◆ RAW RECORDS

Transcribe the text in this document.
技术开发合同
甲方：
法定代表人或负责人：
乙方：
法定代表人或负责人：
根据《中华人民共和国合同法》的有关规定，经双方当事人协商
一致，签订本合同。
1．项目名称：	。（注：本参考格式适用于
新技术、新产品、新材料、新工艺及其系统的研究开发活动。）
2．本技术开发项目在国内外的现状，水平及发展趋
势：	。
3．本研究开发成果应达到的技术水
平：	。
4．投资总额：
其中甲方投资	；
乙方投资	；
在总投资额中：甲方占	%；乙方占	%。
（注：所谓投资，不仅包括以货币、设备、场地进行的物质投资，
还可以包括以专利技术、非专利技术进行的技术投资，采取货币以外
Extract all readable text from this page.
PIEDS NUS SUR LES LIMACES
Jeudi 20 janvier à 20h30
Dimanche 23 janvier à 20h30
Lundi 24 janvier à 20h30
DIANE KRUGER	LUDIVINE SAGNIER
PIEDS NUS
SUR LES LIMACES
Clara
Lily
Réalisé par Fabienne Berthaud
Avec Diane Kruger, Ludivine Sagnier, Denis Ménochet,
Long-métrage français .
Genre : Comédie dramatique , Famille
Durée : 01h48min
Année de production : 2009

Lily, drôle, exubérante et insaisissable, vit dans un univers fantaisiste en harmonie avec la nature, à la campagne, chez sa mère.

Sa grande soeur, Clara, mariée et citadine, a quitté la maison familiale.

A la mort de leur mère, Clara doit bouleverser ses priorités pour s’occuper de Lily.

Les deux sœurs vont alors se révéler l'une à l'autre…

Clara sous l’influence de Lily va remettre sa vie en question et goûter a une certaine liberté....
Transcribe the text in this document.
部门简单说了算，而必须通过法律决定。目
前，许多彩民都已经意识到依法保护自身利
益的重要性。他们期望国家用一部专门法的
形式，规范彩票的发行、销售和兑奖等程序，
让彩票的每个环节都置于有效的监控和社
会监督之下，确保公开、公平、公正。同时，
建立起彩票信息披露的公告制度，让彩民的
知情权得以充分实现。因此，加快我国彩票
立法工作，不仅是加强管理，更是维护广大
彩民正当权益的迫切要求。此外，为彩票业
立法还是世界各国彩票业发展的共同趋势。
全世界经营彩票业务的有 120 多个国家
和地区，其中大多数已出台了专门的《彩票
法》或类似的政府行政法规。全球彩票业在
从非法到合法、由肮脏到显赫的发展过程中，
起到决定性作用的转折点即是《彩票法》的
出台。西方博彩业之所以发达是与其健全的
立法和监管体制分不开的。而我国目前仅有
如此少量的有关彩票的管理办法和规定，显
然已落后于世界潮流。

◆ DIRECTIONS
Repeat each of the entries above precisely as given.

◆ RESULT BELOW
Transcribe the text in this document.
技术开发合同
甲方：
法定代表人或负责人：
乙方：
法定代表人或负责人：
根据《中华人民共和国合同法》的有关规定，经双方当事人协商
一致，签订本合同。
1．项目名称：	。（注：本参考格式适用于
新技术、新产品、新材料、新工艺及其系统的研究开发活动。）
2．本技术开发项目在国内外的现状，水平及发展趋
势：	。
3．本研究开发成果应达到的技术水
平：	。
4．投资总额：
其中甲方投资	；
乙方投资	；
在总投资额中：甲方占	%；乙方占	%。
（注：所谓投资，不仅包括以货币、设备、场地进行的物质投资，
还可以包括以专利技术、非专利技术进行的技术投资，采取货币以外
Extract all readable text from this page.
PIEDS NUS SUR LES LIMACES
Jeudi 20 janvier à 20h30
Dimanche 23 janvier à 20h30
Lundi 24 janvier à 20h30
DIANE KRUGER	LUDIVINE SAGNIER
PIEDS NUS
SUR LES LIMACES
Clara
Lily
Réalisé par Fabienne Berthaud
Avec Diane Kruger, Ludivine Sagnier, Denis Ménochet,
Long-métrage français .
Genre : Comédie dramatique , Famille
Durée : 01h48min
Année de production : 2009

Lily, drôle, exubérante et insaisissable, vit dans un univers fantaisiste en harmonie avec la nature, à la campagne, chez sa mère.

Sa grande soeur, Clara, mariée et citadine, a quitté la maison familiale.

A la mort de leur mère, Clara doit bouleverser ses priorités pour s’occuper de Lily.

Les deux sœurs vont alors se révéler l'une à l'autre…

Clara sous l’influence de Lily va remettre sa vie en question et goûter a une certaine liberté....
Transcribe the text in this document.
部门简单说了算，而必须通过法律决定。目
前，许多彩民都已经意识到依法保护自身利
益的重要性。他们期望国家用一部专门法的
形式，规范彩票的发行、销售和兑奖等程序，
让彩票的每个环节都置于有效的监控和社
会监督之下，确保公开、公平、公正。同时，
建立起彩票信息披露的公告制度，让彩民的
知情权得以充分实现。因此，加快我国彩票
立法工作，不仅是加强管理，更是维护广大
彩民正当权益的迫切要求。此外，为彩票业
立法还是世界各国彩票业发展的共同趋势。
全世界经营彩票业务的有 120 多个国家
和地区，其中大多数已出台了专门的《彩票
法》或类似的政府行政法规。全球彩票业在
从非法到合法、由肮脏到显赫的发展过程中，
起到决定性作用的转折点即是《彩票法》的
出台。西方博彩业之所以发达是与其健全的
立法和监管体制分不开的。而我国目前仅有
如此少量的有关彩票的管理办法和规定，显
然已落后于世界潮流。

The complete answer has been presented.